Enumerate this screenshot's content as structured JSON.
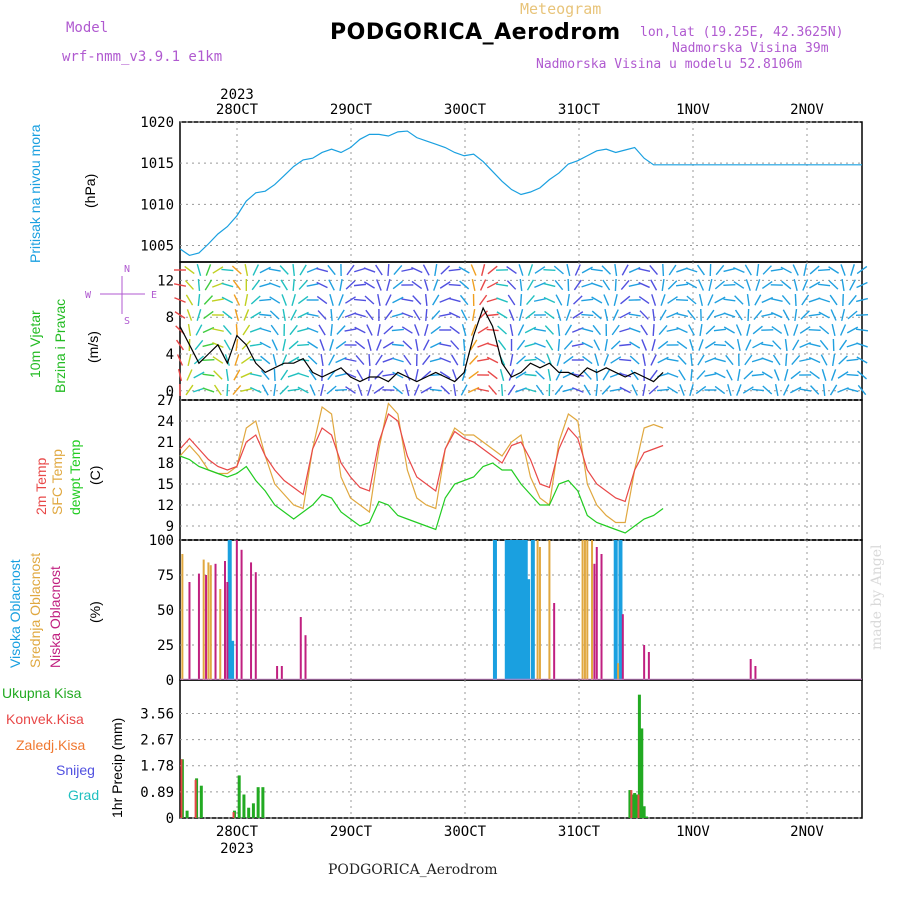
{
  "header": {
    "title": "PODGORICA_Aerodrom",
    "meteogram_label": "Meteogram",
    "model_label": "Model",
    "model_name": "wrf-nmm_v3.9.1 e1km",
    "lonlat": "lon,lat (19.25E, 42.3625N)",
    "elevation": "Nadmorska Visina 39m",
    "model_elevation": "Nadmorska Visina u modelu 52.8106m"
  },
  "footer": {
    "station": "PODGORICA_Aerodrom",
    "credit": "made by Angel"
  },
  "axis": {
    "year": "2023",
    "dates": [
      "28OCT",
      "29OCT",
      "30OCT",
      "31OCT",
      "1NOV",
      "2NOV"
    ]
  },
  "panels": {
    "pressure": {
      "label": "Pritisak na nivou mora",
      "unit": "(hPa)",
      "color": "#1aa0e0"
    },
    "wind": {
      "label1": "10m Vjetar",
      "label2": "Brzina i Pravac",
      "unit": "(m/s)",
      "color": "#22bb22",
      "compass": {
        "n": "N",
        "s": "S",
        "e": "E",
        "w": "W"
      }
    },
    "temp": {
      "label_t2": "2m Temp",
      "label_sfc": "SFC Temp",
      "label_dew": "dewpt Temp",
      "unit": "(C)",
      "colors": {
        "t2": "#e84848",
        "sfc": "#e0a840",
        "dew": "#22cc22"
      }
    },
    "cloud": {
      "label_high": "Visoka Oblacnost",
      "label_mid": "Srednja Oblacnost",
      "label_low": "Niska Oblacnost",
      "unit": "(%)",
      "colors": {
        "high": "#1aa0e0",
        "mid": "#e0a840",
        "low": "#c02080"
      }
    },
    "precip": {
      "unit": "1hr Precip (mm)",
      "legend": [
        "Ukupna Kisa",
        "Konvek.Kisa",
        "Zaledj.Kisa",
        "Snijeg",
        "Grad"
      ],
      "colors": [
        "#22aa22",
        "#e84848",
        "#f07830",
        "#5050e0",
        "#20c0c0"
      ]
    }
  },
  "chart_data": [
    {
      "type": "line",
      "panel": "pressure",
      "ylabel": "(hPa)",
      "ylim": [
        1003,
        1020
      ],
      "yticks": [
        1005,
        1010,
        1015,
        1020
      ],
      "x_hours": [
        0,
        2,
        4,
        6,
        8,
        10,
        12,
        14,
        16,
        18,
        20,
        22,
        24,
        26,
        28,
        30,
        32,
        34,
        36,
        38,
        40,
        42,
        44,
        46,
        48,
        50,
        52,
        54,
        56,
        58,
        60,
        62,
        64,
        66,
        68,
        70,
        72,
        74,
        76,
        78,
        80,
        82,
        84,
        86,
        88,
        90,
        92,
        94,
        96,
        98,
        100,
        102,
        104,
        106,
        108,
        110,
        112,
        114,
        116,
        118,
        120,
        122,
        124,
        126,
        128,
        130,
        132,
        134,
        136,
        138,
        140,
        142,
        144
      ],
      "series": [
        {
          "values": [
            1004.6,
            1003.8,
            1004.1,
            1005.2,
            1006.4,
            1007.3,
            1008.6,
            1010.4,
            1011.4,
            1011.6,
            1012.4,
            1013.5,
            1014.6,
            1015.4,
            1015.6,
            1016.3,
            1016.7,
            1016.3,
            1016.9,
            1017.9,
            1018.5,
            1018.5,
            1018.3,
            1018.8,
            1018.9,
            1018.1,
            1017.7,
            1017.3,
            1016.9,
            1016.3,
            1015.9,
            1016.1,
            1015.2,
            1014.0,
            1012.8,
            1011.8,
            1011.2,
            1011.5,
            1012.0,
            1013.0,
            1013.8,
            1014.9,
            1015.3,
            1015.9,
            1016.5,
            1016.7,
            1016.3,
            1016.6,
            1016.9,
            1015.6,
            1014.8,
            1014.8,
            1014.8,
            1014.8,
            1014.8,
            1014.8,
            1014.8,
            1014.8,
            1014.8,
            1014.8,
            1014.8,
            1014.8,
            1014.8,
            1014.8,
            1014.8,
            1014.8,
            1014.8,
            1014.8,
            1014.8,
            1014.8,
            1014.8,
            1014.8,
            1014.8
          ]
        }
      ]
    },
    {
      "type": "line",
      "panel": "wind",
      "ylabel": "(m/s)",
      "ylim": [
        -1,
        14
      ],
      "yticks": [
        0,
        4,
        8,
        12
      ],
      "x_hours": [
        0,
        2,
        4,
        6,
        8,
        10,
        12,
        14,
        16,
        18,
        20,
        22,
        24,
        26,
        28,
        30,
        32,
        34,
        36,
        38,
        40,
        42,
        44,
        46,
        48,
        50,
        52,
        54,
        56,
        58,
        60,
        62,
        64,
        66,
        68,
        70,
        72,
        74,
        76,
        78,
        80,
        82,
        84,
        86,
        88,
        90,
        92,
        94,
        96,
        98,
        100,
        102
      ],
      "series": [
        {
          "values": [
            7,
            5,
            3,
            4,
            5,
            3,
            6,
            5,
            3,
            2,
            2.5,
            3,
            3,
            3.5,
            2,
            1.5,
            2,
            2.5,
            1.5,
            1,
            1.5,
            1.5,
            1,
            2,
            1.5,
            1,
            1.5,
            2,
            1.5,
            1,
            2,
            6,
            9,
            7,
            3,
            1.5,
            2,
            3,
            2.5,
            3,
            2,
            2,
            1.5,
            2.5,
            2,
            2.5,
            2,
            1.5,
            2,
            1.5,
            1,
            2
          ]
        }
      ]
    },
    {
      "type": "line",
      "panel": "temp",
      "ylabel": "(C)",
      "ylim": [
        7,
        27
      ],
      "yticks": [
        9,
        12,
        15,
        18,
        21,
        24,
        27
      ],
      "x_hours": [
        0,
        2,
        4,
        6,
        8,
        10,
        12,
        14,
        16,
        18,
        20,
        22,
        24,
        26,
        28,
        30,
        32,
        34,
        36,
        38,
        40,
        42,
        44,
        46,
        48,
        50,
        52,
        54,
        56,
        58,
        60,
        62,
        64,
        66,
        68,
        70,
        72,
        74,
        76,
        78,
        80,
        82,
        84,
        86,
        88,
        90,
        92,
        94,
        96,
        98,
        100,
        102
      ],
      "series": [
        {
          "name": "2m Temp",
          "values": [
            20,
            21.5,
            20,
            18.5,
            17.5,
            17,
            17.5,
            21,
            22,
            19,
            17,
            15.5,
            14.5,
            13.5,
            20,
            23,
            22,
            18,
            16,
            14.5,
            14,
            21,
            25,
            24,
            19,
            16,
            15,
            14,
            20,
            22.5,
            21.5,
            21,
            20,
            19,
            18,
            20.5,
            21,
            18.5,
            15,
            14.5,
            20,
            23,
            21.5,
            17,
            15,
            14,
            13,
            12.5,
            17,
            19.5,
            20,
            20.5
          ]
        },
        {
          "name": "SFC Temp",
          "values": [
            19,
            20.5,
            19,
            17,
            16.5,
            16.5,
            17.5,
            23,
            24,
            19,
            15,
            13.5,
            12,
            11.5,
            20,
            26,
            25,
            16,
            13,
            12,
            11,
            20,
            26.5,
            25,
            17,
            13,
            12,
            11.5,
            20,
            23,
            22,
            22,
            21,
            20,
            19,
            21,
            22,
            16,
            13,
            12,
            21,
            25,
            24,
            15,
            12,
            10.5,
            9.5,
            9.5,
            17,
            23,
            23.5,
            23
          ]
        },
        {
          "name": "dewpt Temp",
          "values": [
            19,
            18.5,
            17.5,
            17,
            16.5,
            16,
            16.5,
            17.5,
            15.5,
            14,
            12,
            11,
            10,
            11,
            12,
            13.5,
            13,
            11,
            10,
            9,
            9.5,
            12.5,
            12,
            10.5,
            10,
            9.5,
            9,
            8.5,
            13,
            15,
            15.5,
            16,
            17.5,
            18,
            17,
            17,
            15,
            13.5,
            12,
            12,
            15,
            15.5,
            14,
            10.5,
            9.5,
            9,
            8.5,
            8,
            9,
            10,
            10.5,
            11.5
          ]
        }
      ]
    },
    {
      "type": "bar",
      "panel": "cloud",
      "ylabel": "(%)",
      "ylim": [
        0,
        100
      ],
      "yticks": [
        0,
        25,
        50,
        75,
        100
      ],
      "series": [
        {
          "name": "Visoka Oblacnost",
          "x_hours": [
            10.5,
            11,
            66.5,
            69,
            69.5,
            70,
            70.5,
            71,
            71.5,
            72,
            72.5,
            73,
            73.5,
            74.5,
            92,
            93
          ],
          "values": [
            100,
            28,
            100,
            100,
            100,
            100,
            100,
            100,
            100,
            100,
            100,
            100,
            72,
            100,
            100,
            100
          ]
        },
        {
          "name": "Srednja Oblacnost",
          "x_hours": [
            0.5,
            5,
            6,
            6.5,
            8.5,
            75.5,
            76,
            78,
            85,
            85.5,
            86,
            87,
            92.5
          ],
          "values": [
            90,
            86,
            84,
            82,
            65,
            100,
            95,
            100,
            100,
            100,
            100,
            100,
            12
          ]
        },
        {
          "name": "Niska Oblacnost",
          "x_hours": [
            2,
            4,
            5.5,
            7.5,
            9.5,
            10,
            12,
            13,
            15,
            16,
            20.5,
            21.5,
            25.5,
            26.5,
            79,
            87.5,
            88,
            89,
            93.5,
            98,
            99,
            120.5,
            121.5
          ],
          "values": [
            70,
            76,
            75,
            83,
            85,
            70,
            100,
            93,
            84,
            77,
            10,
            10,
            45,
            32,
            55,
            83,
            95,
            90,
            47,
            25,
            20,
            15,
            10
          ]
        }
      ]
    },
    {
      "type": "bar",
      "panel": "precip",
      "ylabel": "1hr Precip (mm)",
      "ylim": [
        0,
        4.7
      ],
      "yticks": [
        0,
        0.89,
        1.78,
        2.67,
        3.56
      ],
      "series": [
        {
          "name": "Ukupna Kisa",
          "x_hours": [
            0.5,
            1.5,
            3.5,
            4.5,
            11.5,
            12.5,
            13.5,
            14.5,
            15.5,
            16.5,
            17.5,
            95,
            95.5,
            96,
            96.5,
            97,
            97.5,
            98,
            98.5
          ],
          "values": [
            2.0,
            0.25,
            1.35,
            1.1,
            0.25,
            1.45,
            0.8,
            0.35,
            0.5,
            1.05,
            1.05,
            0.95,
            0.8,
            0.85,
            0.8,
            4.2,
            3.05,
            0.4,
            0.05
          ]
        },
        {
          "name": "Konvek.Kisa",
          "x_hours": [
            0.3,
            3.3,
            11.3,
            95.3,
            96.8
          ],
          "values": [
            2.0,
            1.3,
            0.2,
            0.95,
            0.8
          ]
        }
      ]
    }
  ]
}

■ Problem requirements
Across the material above, how many lines include the string "Kisa"? Only the number is wanted.

■ Result of the exercise
5